[start of Input]
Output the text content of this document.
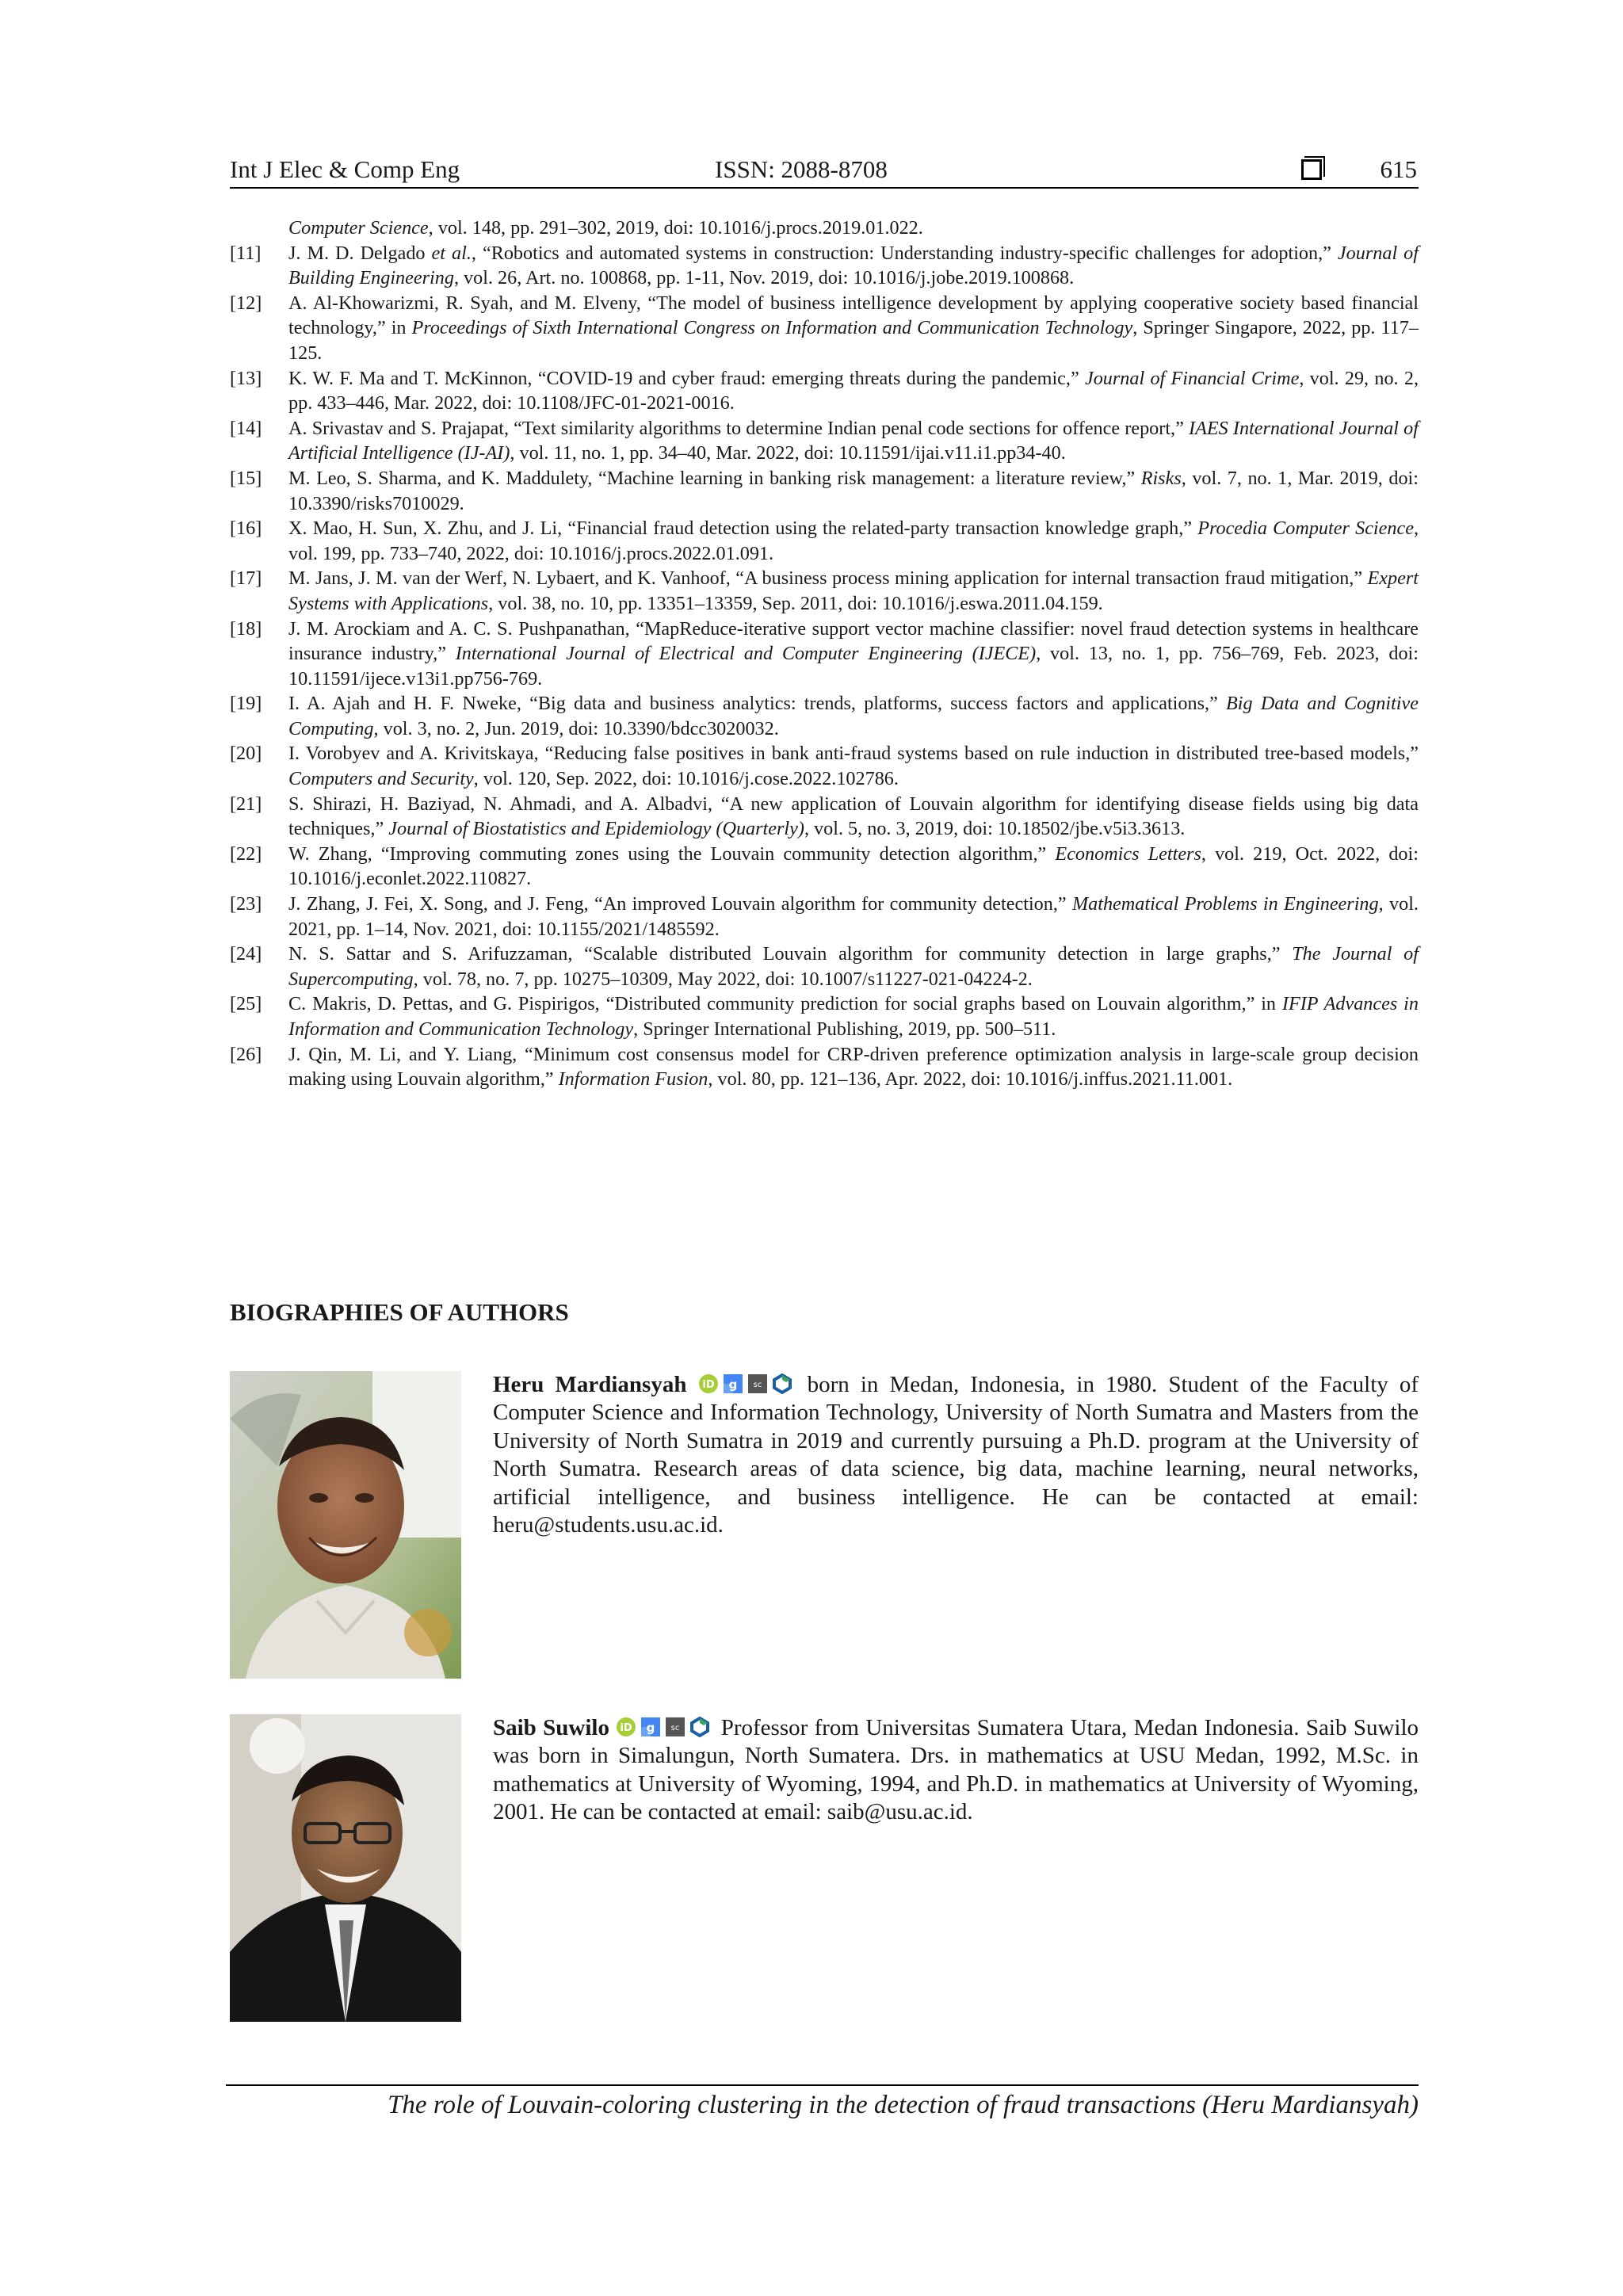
Int J Elec & Comp Eng	ISSN: 2088-8708	615
Computer Science, vol. 148, pp. 291–302, 2019, doi: 10.1016/j.procs.2019.01.022.
[11]	J. M. D. Delgado et al., “Robotics and automated systems in construction: Understanding industry-specific challenges for adoption,” Journal of Building Engineering, vol. 26, Art. no. 100868, pp. 1-11, Nov. 2019, doi: 10.1016/j.jobe.2019.100868.
[12]	A. Al-Khowarizmi, R. Syah, and M. Elveny, “The model of business intelligence development by applying cooperative society based financial technology,” in Proceedings of Sixth International Congress on Information and Communication Technology, Springer Singapore, 2022, pp. 117–125.
[13]	K. W. F. Ma and T. McKinnon, “COVID-19 and cyber fraud: emerging threats during the pandemic,” Journal of Financial Crime, vol. 29, no. 2, pp. 433–446, Mar. 2022, doi: 10.1108/JFC-01-2021-0016.
[14]	A. Srivastav and S. Prajapat, “Text similarity algorithms to determine Indian penal code sections for offence report,” IAES International Journal of Artificial Intelligence (IJ-AI), vol. 11, no. 1, pp. 34–40, Mar. 2022, doi: 10.11591/ijai.v11.i1.pp34-40.
[15]	M. Leo, S. Sharma, and K. Maddulety, “Machine learning in banking risk management: a literature review,” Risks, vol. 7, no. 1, Mar. 2019, doi: 10.3390/risks7010029.
[16]	X. Mao, H. Sun, X. Zhu, and J. Li, “Financial fraud detection using the related-party transaction knowledge graph,” Procedia Computer Science, vol. 199, pp. 733–740, 2022, doi: 10.1016/j.procs.2022.01.091.
[17]	M. Jans, J. M. van der Werf, N. Lybaert, and K. Vanhoof, “A business process mining application for internal transaction fraud mitigation,” Expert Systems with Applications, vol. 38, no. 10, pp. 13351–13359, Sep. 2011, doi: 10.1016/j.eswa.2011.04.159.
[18]	J. M. Arockiam and A. C. S. Pushpanathan, “MapReduce-iterative support vector machine classifier: novel fraud detection systems in healthcare insurance industry,” International Journal of Electrical and Computer Engineering (IJECE), vol. 13, no. 1, pp. 756–769, Feb. 2023, doi: 10.11591/ijece.v13i1.pp756-769.
[19]	I. A. Ajah and H. F. Nweke, “Big data and business analytics: trends, platforms, success factors and applications,” Big Data and Cognitive Computing, vol. 3, no. 2, Jun. 2019, doi: 10.3390/bdcc3020032.
[20]	I. Vorobyev and A. Krivitskaya, “Reducing false positives in bank anti-fraud systems based on rule induction in distributed tree-based models,” Computers and Security, vol. 120, Sep. 2022, doi: 10.1016/j.cose.2022.102786.
[21]	S. Shirazi, H. Baziyad, N. Ahmadi, and A. Albadvi, “A new application of Louvain algorithm for identifying disease fields using big data techniques,” Journal of Biostatistics and Epidemiology (Quarterly), vol. 5, no. 3, 2019, doi: 10.18502/jbe.v5i3.3613.
[22]	W. Zhang, “Improving commuting zones using the Louvain community detection algorithm,” Economics Letters, vol. 219, Oct. 2022, doi: 10.1016/j.econlet.2022.110827.
[23]	J. Zhang, J. Fei, X. Song, and J. Feng, “An improved Louvain algorithm for community detection,” Mathematical Problems in Engineering, vol. 2021, pp. 1–14, Nov. 2021, doi: 10.1155/2021/1485592.
[24]	N. S. Sattar and S. Arifuzzaman, “Scalable distributed Louvain algorithm for community detection in large graphs,” The Journal of Supercomputing, vol. 78, no. 7, pp. 10275–10309, May 2022, doi: 10.1007/s11227-021-04224-2.
[25]	C. Makris, D. Pettas, and G. Pispirigos, “Distributed community prediction for social graphs based on Louvain algorithm,” in IFIP Advances in Information and Communication Technology, Springer International Publishing, 2019, pp. 500–511.
[26]	J. Qin, M. Li, and Y. Liang, “Minimum cost consensus model for CRP-driven preference optimization analysis in large-scale group decision making using Louvain algorithm,” Information Fusion, vol. 80, pp. 121–136, Apr. 2022, doi: 10.1016/j.inffus.2021.11.001.
BIOGRAPHIES OF AUTHORS
Heru Mardiansyah iD g sc born in Medan, Indonesia, in 1980. Student of the Faculty of Computer Science and Information Technology, University of North Sumatra and Masters from the University of North Sumatra in 2019 and currently pursuing a Ph.D. program at the University of North Sumatra. Research areas of data science, big data, machine learning, neural networks, artificial intelligence, and business intelligence. He can be contacted at email: heru@students.usu.ac.id.
Saib Suwilo iD g sc Professor from Universitas Sumatera Utara, Medan Indonesia. Saib Suwilo was born in Simalungun, North Sumatera. Drs. in mathematics at USU Medan, 1992, M.Sc. in mathematics at University of Wyoming, 1994, and Ph.D. in mathematics at University of Wyoming, 2001. He can be contacted at email: saib@usu.ac.id.
The role of Louvain-coloring clustering in the detection of fraud transactions (Heru Mardiansyah)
[end of Input]
**Exercise brief:** Retype every record above exactly as written, but leave out the pictures.

**Final result:**
Output the text content of this document.
Int J Elec & Comp Eng	ISSN: 2088-8708	615
Computer Science, vol. 148, pp. 291–302, 2019, doi: 10.1016/j.procs.2019.01.022.
[11]	J. M. D. Delgado et al., “Robotics and automated systems in construction: Understanding industry-specific challenges for adoption,” Journal of Building Engineering, vol. 26, Art. no. 100868, pp. 1-11, Nov. 2019, doi: 10.1016/j.jobe.2019.100868.
[12]	A. Al-Khowarizmi, R. Syah, and M. Elveny, “The model of business intelligence development by applying cooperative society based financial technology,” in Proceedings of Sixth International Congress on Information and Communication Technology, Springer Singapore, 2022, pp. 117–125.
[13]	K. W. F. Ma and T. McKinnon, “COVID-19 and cyber fraud: emerging threats during the pandemic,” Journal of Financial Crime, vol. 29, no. 2, pp. 433–446, Mar. 2022, doi: 10.1108/JFC-01-2021-0016.
[14]	A. Srivastav and S. Prajapat, “Text similarity algorithms to determine Indian penal code sections for offence report,” IAES International Journal of Artificial Intelligence (IJ-AI), vol. 11, no. 1, pp. 34–40, Mar. 2022, doi: 10.11591/ijai.v11.i1.pp34-40.
[15]	M. Leo, S. Sharma, and K. Maddulety, “Machine learning in banking risk management: a literature review,” Risks, vol. 7, no. 1, Mar. 2019, doi: 10.3390/risks7010029.
[16]	X. Mao, H. Sun, X. Zhu, and J. Li, “Financial fraud detection using the related-party transaction knowledge graph,” Procedia Computer Science, vol. 199, pp. 733–740, 2022, doi: 10.1016/j.procs.2022.01.091.
[17]	M. Jans, J. M. van der Werf, N. Lybaert, and K. Vanhoof, “A business process mining application for internal transaction fraud mitigation,” Expert Systems with Applications, vol. 38, no. 10, pp. 13351–13359, Sep. 2011, doi: 10.1016/j.eswa.2011.04.159.
[18]	J. M. Arockiam and A. C. S. Pushpanathan, “MapReduce-iterative support vector machine classifier: novel fraud detection systems in healthcare insurance industry,” International Journal of Electrical and Computer Engineering (IJECE), vol. 13, no. 1, pp. 756–769, Feb. 2023, doi: 10.11591/ijece.v13i1.pp756-769.
[19]	I. A. Ajah and H. F. Nweke, “Big data and business analytics: trends, platforms, success factors and applications,” Big Data and Cognitive Computing, vol. 3, no. 2, Jun. 2019, doi: 10.3390/bdcc3020032.
[20]	I. Vorobyev and A. Krivitskaya, “Reducing false positives in bank anti-fraud systems based on rule induction in distributed tree-based models,” Computers and Security, vol. 120, Sep. 2022, doi: 10.1016/j.cose.2022.102786.
[21]	S. Shirazi, H. Baziyad, N. Ahmadi, and A. Albadvi, “A new application of Louvain algorithm for identifying disease fields using big data techniques,” Journal of Biostatistics and Epidemiology (Quarterly), vol. 5, no. 3, 2019, doi: 10.18502/jbe.v5i3.3613.
[22]	W. Zhang, “Improving commuting zones using the Louvain community detection algorithm,” Economics Letters, vol. 219, Oct. 2022, doi: 10.1016/j.econlet.2022.110827.
[23]	J. Zhang, J. Fei, X. Song, and J. Feng, “An improved Louvain algorithm for community detection,” Mathematical Problems in Engineering, vol. 2021, pp. 1–14, Nov. 2021, doi: 10.1155/2021/1485592.
[24]	N. S. Sattar and S. Arifuzzaman, “Scalable distributed Louvain algorithm for community detection in large graphs,” The Journal of Supercomputing, vol. 78, no. 7, pp. 10275–10309, May 2022, doi: 10.1007/s11227-021-04224-2.
[25]	C. Makris, D. Pettas, and G. Pispirigos, “Distributed community prediction for social graphs based on Louvain algorithm,” in IFIP Advances in Information and Communication Technology, Springer International Publishing, 2019, pp. 500–511.
[26]	J. Qin, M. Li, and Y. Liang, “Minimum cost consensus model for CRP-driven preference optimization analysis in large-scale group decision making using Louvain algorithm,” Information Fusion, vol. 80, pp. 121–136, Apr. 2022, doi: 10.1016/j.inffus.2021.11.001.
BIOGRAPHIES OF AUTHORS
Heru Mardiansyah iD g sc born in Medan, Indonesia, in 1980. Student of the Faculty of Computer Science and Information Technology, University of North Sumatra and Masters from the University of North Sumatra in 2019 and currently pursuing a Ph.D. program at the University of North Sumatra. Research areas of data science, big data, machine learning, neural networks, artificial intelligence, and business intelligence. He can be contacted at email: heru@students.usu.ac.id.
Saib Suwilo iD g sc Professor from Universitas Sumatera Utara, Medan Indonesia. Saib Suwilo was born in Simalungun, North Sumatera. Drs. in mathematics at USU Medan, 1992, M.Sc. in mathematics at University of Wyoming, 1994, and Ph.D. in mathematics at University of Wyoming, 2001. He can be contacted at email: saib@usu.ac.id.
The role of Louvain-coloring clustering in the detection of fraud transactions (Heru Mardiansyah)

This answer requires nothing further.